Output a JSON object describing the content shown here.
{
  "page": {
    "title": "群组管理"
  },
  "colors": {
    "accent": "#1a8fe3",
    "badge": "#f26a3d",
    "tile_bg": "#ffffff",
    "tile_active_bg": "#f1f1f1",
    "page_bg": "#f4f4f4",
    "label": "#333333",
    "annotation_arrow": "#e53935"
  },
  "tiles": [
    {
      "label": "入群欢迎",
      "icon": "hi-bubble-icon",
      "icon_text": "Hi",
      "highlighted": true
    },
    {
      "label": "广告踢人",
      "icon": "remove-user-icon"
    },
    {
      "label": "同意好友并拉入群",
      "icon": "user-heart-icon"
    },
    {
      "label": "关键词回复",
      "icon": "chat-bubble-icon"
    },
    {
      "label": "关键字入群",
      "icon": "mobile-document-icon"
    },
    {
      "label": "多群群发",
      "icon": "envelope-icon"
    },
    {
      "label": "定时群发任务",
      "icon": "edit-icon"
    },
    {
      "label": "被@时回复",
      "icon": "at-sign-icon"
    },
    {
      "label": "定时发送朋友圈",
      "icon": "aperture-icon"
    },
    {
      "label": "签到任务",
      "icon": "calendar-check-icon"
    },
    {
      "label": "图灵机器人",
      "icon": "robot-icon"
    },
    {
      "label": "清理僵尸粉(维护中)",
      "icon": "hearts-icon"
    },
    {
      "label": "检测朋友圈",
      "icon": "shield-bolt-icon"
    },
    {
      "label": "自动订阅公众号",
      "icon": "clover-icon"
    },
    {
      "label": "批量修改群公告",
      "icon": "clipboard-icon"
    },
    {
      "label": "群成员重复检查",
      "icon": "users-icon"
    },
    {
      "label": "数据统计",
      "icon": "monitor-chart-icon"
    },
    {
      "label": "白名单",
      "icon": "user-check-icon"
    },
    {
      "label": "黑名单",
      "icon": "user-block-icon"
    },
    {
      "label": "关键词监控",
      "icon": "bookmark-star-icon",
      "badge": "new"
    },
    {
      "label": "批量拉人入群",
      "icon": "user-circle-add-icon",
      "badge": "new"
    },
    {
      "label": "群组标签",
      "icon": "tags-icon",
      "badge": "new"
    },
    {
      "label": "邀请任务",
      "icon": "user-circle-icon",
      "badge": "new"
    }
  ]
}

=======

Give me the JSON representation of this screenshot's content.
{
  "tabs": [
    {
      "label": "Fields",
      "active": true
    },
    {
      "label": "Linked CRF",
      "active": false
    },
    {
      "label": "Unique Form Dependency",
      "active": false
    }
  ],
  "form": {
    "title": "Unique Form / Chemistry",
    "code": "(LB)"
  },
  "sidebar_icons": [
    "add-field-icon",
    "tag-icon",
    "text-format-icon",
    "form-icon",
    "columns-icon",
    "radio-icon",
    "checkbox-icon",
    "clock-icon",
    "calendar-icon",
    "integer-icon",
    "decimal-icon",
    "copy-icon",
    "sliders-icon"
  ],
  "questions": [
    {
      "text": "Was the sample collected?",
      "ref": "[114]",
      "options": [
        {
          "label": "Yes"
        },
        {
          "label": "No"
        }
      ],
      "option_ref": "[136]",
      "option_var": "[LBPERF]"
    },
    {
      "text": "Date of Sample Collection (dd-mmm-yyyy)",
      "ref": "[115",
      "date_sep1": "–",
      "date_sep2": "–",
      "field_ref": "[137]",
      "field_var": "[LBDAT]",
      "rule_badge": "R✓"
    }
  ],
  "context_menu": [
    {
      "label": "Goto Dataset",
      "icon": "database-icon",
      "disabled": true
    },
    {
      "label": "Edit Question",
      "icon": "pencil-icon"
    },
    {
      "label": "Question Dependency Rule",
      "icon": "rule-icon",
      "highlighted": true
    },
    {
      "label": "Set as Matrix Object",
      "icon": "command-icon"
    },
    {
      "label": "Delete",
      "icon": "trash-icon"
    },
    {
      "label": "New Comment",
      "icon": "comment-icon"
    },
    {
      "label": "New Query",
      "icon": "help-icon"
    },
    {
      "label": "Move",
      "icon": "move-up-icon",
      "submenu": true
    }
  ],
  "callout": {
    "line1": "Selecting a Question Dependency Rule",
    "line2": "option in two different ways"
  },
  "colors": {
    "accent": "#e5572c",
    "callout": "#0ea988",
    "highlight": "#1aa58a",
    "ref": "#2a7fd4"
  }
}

=======

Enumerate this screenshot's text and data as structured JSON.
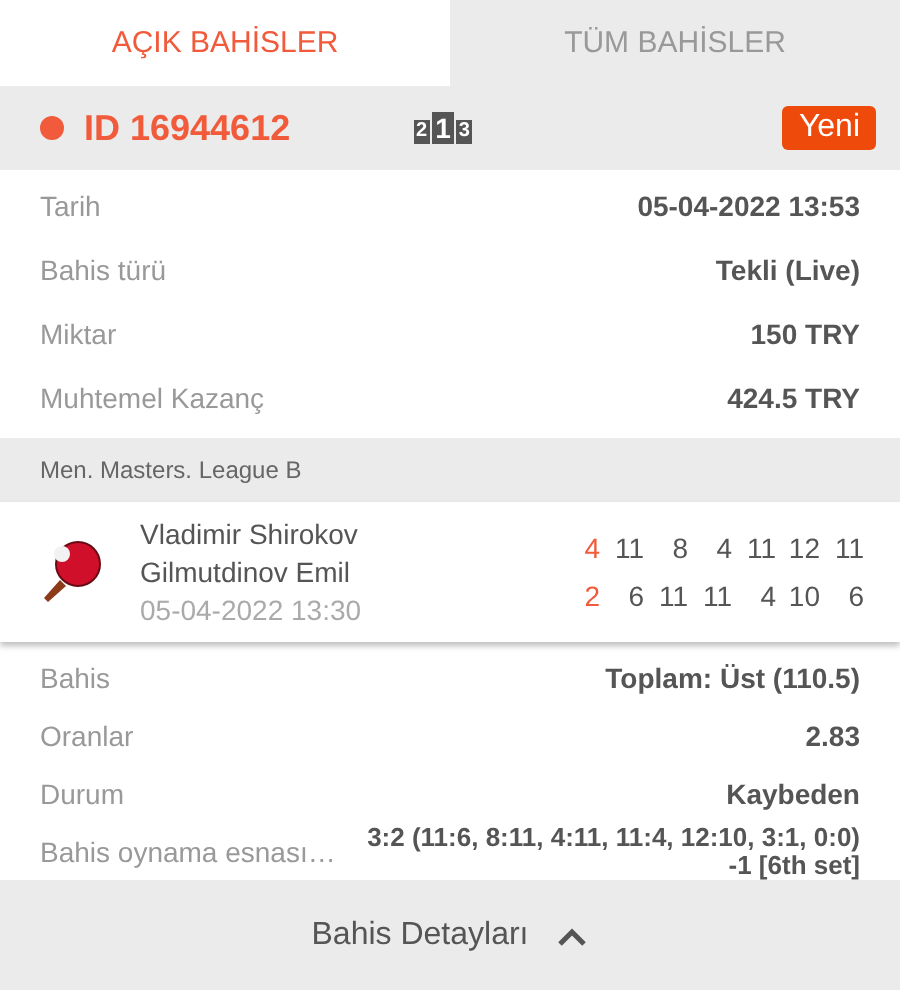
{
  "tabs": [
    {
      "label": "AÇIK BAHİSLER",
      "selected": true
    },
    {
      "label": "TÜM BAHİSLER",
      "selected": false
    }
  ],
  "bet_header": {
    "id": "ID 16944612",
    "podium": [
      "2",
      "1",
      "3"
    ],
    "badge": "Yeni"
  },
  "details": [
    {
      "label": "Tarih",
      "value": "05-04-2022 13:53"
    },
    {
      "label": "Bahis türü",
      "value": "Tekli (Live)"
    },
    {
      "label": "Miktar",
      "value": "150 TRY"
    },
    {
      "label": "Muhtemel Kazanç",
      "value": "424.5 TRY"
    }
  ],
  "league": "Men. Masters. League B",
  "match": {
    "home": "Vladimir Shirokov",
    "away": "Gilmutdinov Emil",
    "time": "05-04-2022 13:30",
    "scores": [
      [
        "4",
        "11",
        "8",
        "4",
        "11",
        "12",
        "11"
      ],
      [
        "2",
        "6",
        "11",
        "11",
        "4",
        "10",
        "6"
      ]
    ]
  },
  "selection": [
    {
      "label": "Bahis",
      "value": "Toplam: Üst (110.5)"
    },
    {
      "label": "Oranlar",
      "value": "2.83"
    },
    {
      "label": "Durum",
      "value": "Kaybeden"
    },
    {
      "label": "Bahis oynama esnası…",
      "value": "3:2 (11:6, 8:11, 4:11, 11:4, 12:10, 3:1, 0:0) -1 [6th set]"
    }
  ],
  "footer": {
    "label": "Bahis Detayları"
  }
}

=======

■ Stated goal ■
Tally how many lines of the data include the word "screenshot". Write the number and nothing else.

■ Task response ■
2